***** Information given *****
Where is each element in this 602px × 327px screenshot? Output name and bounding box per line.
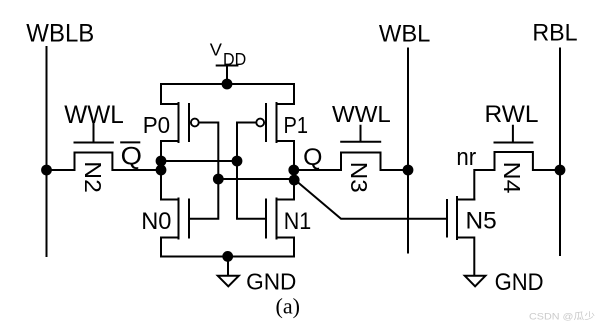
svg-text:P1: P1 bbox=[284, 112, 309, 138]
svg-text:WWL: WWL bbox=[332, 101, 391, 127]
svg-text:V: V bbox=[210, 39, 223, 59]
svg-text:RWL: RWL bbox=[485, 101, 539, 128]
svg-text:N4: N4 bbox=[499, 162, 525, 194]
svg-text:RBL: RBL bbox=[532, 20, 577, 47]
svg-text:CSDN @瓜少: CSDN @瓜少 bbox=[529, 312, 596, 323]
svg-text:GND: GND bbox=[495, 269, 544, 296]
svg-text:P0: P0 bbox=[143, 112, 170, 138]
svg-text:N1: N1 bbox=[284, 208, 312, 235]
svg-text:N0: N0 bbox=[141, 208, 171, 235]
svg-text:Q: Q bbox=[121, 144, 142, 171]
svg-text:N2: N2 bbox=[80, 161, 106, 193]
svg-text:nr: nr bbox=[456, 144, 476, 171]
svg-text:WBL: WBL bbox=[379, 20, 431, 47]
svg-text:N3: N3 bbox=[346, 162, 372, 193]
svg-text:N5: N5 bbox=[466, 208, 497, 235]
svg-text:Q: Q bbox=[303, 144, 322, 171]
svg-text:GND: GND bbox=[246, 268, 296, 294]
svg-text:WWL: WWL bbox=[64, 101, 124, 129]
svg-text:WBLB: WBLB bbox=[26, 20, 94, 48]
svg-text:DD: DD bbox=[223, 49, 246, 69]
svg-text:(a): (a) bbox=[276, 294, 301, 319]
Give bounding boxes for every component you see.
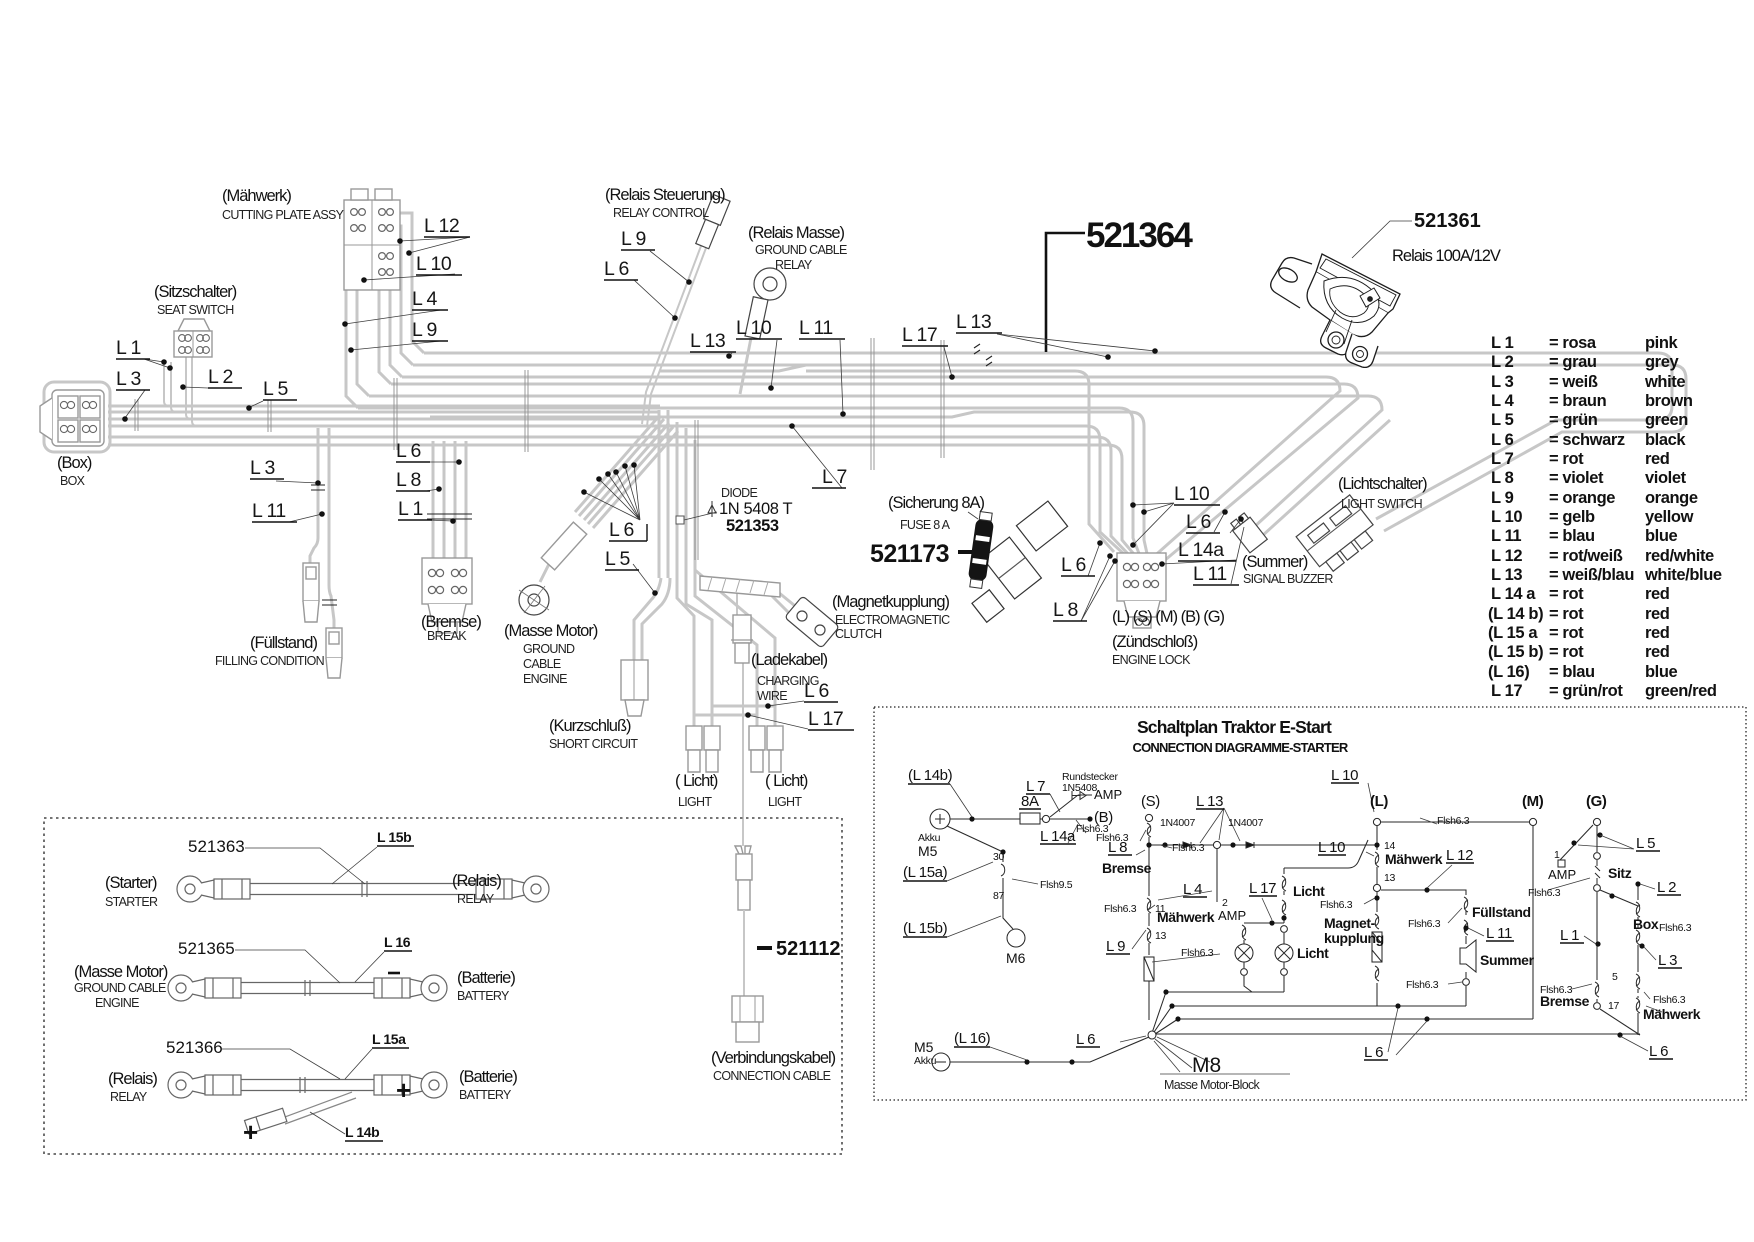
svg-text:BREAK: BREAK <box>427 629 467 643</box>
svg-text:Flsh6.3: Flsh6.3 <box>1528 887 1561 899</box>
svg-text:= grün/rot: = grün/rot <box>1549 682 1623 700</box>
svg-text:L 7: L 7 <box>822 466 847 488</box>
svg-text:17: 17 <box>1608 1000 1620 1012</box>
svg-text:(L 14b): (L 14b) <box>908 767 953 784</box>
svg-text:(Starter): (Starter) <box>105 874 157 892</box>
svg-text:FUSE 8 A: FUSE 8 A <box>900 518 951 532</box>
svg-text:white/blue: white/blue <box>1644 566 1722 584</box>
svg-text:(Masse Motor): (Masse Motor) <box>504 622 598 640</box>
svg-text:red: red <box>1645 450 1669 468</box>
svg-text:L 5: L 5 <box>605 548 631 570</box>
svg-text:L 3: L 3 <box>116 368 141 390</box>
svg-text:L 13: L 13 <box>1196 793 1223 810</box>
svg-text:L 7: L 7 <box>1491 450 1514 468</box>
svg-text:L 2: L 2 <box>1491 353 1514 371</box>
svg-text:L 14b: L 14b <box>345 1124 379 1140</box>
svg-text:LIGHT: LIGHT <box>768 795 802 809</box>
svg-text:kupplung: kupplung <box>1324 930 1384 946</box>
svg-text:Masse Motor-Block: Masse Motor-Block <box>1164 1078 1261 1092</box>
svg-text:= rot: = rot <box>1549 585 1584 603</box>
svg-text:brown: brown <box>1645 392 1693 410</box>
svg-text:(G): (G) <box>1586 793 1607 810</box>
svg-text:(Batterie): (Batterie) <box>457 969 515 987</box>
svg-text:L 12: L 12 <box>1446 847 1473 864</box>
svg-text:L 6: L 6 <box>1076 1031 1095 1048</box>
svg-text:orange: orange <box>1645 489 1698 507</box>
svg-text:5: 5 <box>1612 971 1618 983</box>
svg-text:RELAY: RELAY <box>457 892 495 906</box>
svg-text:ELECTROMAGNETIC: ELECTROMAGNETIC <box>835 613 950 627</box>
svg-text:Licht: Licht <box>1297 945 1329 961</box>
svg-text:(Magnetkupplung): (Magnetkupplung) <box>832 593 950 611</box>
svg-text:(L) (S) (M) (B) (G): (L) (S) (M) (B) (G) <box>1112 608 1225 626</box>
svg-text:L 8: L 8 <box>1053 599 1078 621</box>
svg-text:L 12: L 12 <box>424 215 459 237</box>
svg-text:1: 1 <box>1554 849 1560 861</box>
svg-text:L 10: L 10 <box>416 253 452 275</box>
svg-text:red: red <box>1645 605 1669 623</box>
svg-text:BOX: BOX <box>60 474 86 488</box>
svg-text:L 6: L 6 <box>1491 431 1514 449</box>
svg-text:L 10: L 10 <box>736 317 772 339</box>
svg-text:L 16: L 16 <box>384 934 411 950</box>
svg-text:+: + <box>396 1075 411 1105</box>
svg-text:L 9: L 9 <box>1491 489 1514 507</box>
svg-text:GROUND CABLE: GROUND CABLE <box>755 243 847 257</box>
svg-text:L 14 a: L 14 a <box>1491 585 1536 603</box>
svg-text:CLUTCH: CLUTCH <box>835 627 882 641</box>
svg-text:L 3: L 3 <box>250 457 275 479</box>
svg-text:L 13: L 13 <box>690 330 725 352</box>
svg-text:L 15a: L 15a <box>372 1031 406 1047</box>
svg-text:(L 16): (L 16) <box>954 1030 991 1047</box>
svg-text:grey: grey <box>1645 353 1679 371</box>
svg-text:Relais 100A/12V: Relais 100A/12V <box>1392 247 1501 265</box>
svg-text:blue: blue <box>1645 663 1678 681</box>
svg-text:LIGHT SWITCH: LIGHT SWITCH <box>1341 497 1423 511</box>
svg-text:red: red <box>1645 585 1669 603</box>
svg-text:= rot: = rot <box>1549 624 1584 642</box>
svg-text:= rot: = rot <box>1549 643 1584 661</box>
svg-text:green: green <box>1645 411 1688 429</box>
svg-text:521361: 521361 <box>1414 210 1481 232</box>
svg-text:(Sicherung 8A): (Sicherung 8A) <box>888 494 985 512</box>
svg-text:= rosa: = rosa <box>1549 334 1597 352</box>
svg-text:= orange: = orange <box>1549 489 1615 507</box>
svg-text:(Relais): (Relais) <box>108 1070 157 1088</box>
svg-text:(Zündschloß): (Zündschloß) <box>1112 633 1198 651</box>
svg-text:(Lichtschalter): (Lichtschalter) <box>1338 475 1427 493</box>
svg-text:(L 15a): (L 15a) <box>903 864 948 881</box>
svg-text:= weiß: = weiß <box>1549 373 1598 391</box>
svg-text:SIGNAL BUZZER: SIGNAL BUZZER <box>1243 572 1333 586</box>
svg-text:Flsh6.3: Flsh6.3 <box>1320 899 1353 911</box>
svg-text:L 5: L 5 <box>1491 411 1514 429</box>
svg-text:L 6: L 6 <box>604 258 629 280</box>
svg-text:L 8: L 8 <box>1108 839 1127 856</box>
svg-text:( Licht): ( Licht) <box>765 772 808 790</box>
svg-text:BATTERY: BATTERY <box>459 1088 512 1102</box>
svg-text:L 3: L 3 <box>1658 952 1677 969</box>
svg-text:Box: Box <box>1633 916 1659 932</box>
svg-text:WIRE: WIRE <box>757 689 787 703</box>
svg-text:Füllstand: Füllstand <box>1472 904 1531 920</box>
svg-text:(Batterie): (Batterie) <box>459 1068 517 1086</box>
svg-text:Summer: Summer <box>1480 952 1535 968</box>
*****
## [Exercise details]
Extract each line of the entries above that contains the string "Batterie".

## [The result]
svg-text:(Batterie): (Batterie) <box>457 969 515 987</box>
svg-text:(Batterie): (Batterie) <box>459 1068 517 1086</box>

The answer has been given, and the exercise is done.